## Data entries
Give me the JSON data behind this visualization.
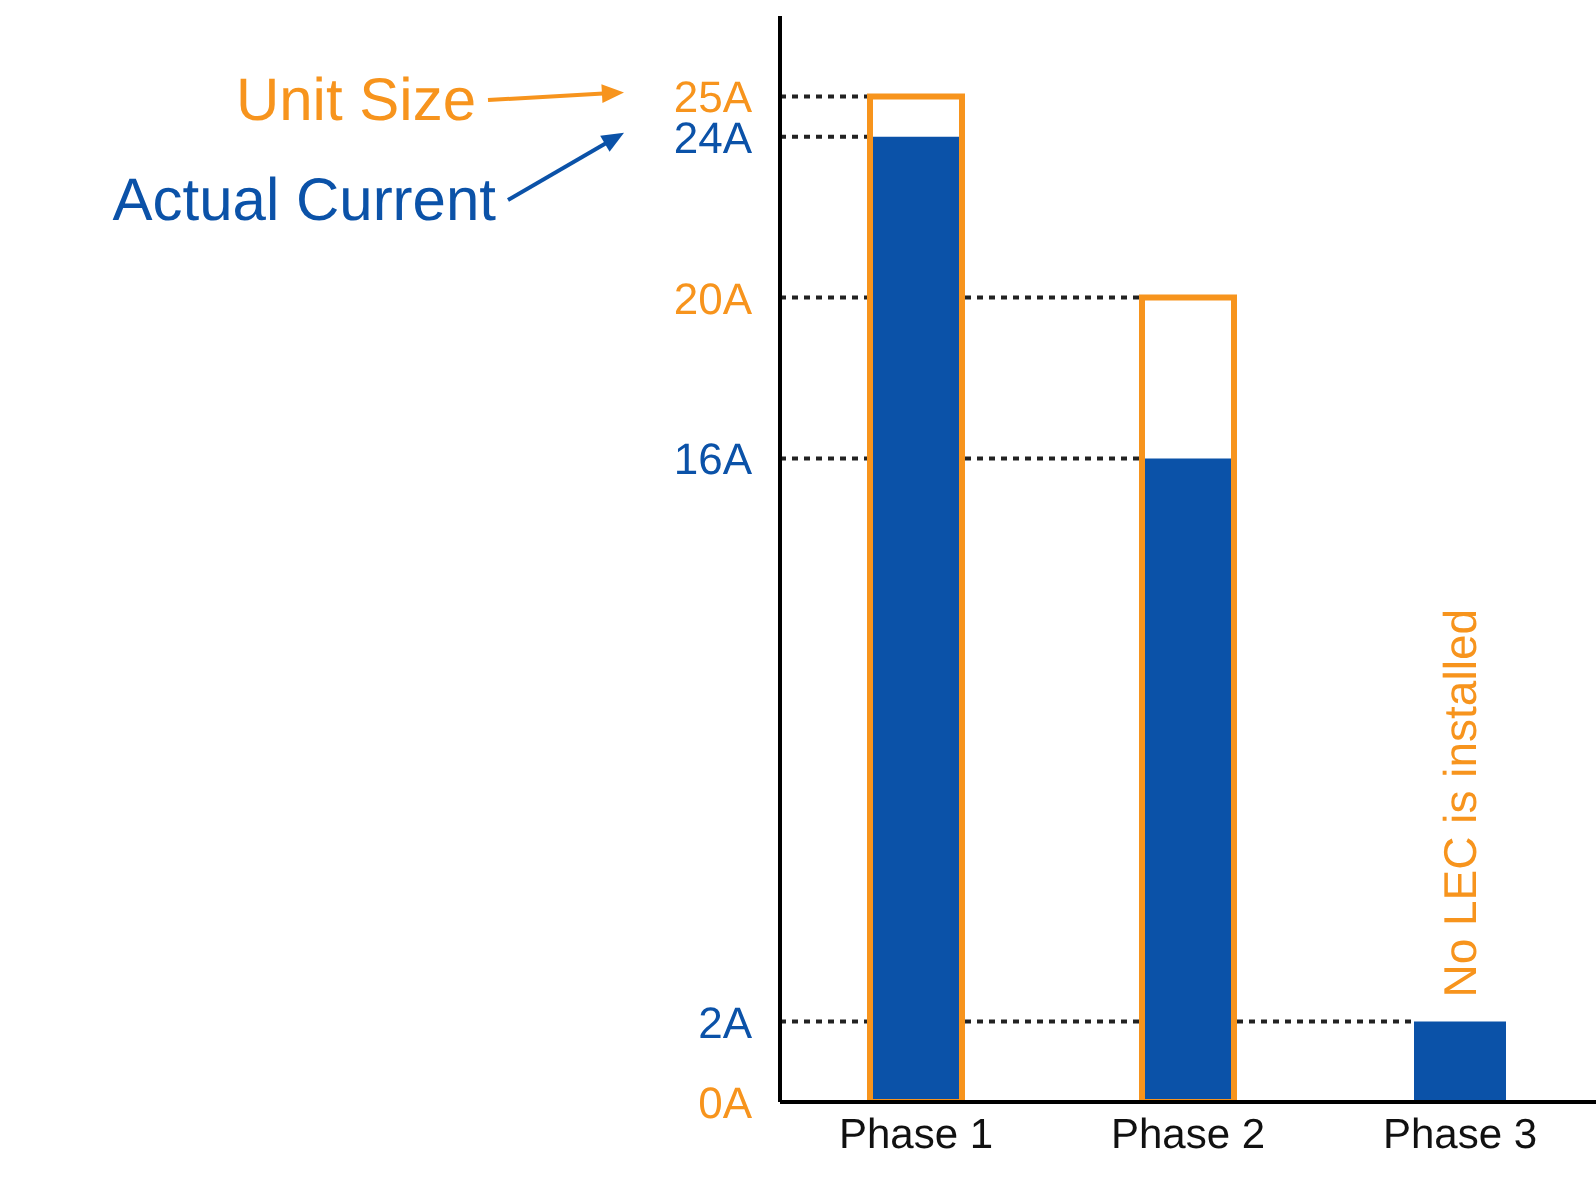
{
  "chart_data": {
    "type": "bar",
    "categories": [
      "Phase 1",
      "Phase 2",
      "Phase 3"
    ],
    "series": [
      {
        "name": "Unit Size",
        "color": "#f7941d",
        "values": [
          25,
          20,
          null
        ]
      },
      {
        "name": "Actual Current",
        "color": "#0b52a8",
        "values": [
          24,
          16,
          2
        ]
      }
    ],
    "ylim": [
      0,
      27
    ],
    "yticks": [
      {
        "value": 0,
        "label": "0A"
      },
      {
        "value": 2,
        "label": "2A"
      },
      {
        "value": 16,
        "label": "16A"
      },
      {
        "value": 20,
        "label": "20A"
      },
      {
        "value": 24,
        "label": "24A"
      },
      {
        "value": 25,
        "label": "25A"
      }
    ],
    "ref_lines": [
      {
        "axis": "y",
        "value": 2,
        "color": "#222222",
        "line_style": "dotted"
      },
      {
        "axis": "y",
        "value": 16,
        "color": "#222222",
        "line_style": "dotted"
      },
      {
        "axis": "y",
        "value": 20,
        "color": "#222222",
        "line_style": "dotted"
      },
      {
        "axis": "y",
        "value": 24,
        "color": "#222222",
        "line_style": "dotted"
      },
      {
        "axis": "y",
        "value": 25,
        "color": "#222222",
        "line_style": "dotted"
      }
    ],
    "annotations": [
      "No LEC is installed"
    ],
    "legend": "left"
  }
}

## DIRECTIVE
Copy out all of the data word for word. Do not carry over any picture.

## FINAL RESULT
Give me the JSON data behind this visualization.
{
  "chart_data": {
    "type": "bar",
    "categories": [
      "Phase 1",
      "Phase 2",
      "Phase 3"
    ],
    "series": [
      {
        "name": "Unit Size",
        "color": "#f7941d",
        "values": [
          25,
          20,
          null
        ]
      },
      {
        "name": "Actual Current",
        "color": "#0b52a8",
        "values": [
          24,
          16,
          2
        ]
      }
    ],
    "ylim": [
      0,
      27
    ],
    "yticks": [
      {
        "value": 0,
        "label": "0A"
      },
      {
        "value": 2,
        "label": "2A"
      },
      {
        "value": 16,
        "label": "16A"
      },
      {
        "value": 20,
        "label": "20A"
      },
      {
        "value": 24,
        "label": "24A"
      },
      {
        "value": 25,
        "label": "25A"
      }
    ],
    "ref_lines": [
      {
        "axis": "y",
        "value": 2,
        "color": "#222222",
        "line_style": "dotted"
      },
      {
        "axis": "y",
        "value": 16,
        "color": "#222222",
        "line_style": "dotted"
      },
      {
        "axis": "y",
        "value": 20,
        "color": "#222222",
        "line_style": "dotted"
      },
      {
        "axis": "y",
        "value": 24,
        "color": "#222222",
        "line_style": "dotted"
      },
      {
        "axis": "y",
        "value": 25,
        "color": "#222222",
        "line_style": "dotted"
      }
    ],
    "annotations": [
      "No LEC is installed"
    ],
    "legend": "left"
  }
}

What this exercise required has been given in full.